Can you transcribe every record below exactly as it appears?

▼▼▼

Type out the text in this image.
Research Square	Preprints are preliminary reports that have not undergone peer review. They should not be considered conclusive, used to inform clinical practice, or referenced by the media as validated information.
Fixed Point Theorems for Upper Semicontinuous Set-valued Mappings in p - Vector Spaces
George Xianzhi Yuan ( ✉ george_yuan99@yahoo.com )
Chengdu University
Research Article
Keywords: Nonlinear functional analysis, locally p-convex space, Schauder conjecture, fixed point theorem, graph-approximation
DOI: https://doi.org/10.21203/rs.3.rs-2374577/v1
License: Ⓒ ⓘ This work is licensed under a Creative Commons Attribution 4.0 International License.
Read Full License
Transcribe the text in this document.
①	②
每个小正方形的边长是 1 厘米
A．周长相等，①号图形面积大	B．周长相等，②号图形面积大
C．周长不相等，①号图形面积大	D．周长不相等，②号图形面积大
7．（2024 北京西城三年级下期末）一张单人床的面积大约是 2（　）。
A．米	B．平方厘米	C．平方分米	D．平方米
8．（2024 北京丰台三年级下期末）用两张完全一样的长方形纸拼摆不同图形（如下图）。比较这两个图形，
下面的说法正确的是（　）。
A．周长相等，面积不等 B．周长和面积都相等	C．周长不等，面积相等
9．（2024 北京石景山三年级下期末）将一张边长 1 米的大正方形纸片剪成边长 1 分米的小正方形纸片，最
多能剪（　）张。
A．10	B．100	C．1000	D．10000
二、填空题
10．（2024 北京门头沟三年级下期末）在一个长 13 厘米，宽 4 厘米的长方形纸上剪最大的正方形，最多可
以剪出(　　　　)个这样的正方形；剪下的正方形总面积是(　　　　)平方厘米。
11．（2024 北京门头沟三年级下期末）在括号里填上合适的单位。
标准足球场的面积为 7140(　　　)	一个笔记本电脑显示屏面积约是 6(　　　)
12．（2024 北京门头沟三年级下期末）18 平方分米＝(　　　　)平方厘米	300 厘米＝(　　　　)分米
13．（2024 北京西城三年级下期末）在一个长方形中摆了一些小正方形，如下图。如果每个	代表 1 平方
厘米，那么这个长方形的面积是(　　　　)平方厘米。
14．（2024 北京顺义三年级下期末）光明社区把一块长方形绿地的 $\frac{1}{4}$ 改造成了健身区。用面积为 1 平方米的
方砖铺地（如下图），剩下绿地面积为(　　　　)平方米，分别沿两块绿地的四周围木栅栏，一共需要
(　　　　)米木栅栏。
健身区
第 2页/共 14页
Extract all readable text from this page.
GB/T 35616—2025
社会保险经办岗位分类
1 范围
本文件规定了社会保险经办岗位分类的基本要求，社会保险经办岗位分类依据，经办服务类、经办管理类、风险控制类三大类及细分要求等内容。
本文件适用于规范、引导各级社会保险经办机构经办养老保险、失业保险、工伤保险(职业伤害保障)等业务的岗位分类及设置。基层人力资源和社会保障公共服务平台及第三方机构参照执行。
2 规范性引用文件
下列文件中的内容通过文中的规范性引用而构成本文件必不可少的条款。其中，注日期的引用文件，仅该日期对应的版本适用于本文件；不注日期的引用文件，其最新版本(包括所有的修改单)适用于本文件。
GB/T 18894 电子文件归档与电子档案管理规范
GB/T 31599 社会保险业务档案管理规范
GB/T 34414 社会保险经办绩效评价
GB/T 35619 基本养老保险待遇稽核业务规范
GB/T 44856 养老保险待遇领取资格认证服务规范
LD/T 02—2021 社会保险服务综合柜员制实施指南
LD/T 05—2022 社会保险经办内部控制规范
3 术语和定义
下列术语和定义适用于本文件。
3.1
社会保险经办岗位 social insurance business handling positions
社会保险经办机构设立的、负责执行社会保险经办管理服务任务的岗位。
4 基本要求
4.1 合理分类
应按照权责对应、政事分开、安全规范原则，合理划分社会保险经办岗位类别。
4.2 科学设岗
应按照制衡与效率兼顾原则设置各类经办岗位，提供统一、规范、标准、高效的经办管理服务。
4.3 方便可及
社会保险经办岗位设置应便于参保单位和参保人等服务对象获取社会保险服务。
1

▲▲▲

**WRITTEN ANSWER:**
Type out the text in this image.
Research Square	Preprints are preliminary reports that have not undergone peer review. They should not be considered conclusive, used to inform clinical practice, or referenced by the media as validated information.
Fixed Point Theorems for Upper Semicontinuous Set-valued Mappings in p - Vector Spaces
George Xianzhi Yuan ( ✉ george_yuan99@yahoo.com )
Chengdu University
Research Article
Keywords: Nonlinear functional analysis, locally p-convex space, Schauder conjecture, fixed point theorem, graph-approximation
DOI: https://doi.org/10.21203/rs.3.rs-2374577/v1
License: Ⓒ ⓘ This work is licensed under a Creative Commons Attribution 4.0 International License.
Read Full License
Transcribe the text in this document.
①	②
每个小正方形的边长是 1 厘米
A．周长相等，①号图形面积大	B．周长相等，②号图形面积大
C．周长不相等，①号图形面积大	D．周长不相等，②号图形面积大
7．（2024 北京西城三年级下期末）一张单人床的面积大约是 2（　）。
A．米	B．平方厘米	C．平方分米	D．平方米
8．（2024 北京丰台三年级下期末）用两张完全一样的长方形纸拼摆不同图形（如下图）。比较这两个图形，
下面的说法正确的是（　）。
A．周长相等，面积不等 B．周长和面积都相等	C．周长不等，面积相等
9．（2024 北京石景山三年级下期末）将一张边长 1 米的大正方形纸片剪成边长 1 分米的小正方形纸片，最
多能剪（　）张。
A．10	B．100	C．1000	D．10000
二、填空题
10．（2024 北京门头沟三年级下期末）在一个长 13 厘米，宽 4 厘米的长方形纸上剪最大的正方形，最多可
以剪出(　　　　)个这样的正方形；剪下的正方形总面积是(　　　　)平方厘米。
11．（2024 北京门头沟三年级下期末）在括号里填上合适的单位。
标准足球场的面积为 7140(　　　)	一个笔记本电脑显示屏面积约是 6(　　　)
12．（2024 北京门头沟三年级下期末）18 平方分米＝(　　　　)平方厘米	300 厘米＝(　　　　)分米
13．（2024 北京西城三年级下期末）在一个长方形中摆了一些小正方形，如下图。如果每个	代表 1 平方
厘米，那么这个长方形的面积是(　　　　)平方厘米。
14．（2024 北京顺义三年级下期末）光明社区把一块长方形绿地的 $\frac{1}{4}$ 改造成了健身区。用面积为 1 平方米的
方砖铺地（如下图），剩下绿地面积为(　　　　)平方米，分别沿两块绿地的四周围木栅栏，一共需要
(　　　　)米木栅栏。
健身区
第 2页/共 14页
Extract all readable text from this page.
GB/T 35616—2025
社会保险经办岗位分类
1 范围
本文件规定了社会保险经办岗位分类的基本要求，社会保险经办岗位分类依据，经办服务类、经办管理类、风险控制类三大类及细分要求等内容。
本文件适用于规范、引导各级社会保险经办机构经办养老保险、失业保险、工伤保险(职业伤害保障)等业务的岗位分类及设置。基层人力资源和社会保障公共服务平台及第三方机构参照执行。
2 规范性引用文件
下列文件中的内容通过文中的规范性引用而构成本文件必不可少的条款。其中，注日期的引用文件，仅该日期对应的版本适用于本文件；不注日期的引用文件，其最新版本(包括所有的修改单)适用于本文件。
GB/T 18894 电子文件归档与电子档案管理规范
GB/T 31599 社会保险业务档案管理规范
GB/T 34414 社会保险经办绩效评价
GB/T 35619 基本养老保险待遇稽核业务规范
GB/T 44856 养老保险待遇领取资格认证服务规范
LD/T 02—2021 社会保险服务综合柜员制实施指南
LD/T 05—2022 社会保险经办内部控制规范
3 术语和定义
下列术语和定义适用于本文件。
3.1
社会保险经办岗位 social insurance business handling positions
社会保险经办机构设立的、负责执行社会保险经办管理服务任务的岗位。
4 基本要求
4.1 合理分类
应按照权责对应、政事分开、安全规范原则，合理划分社会保险经办岗位类别。
4.2 科学设岗
应按照制衡与效率兼顾原则设置各类经办岗位，提供统一、规范、标准、高效的经办管理服务。
4.3 方便可及
社会保险经办岗位设置应便于参保单位和参保人等服务对象获取社会保险服务。
1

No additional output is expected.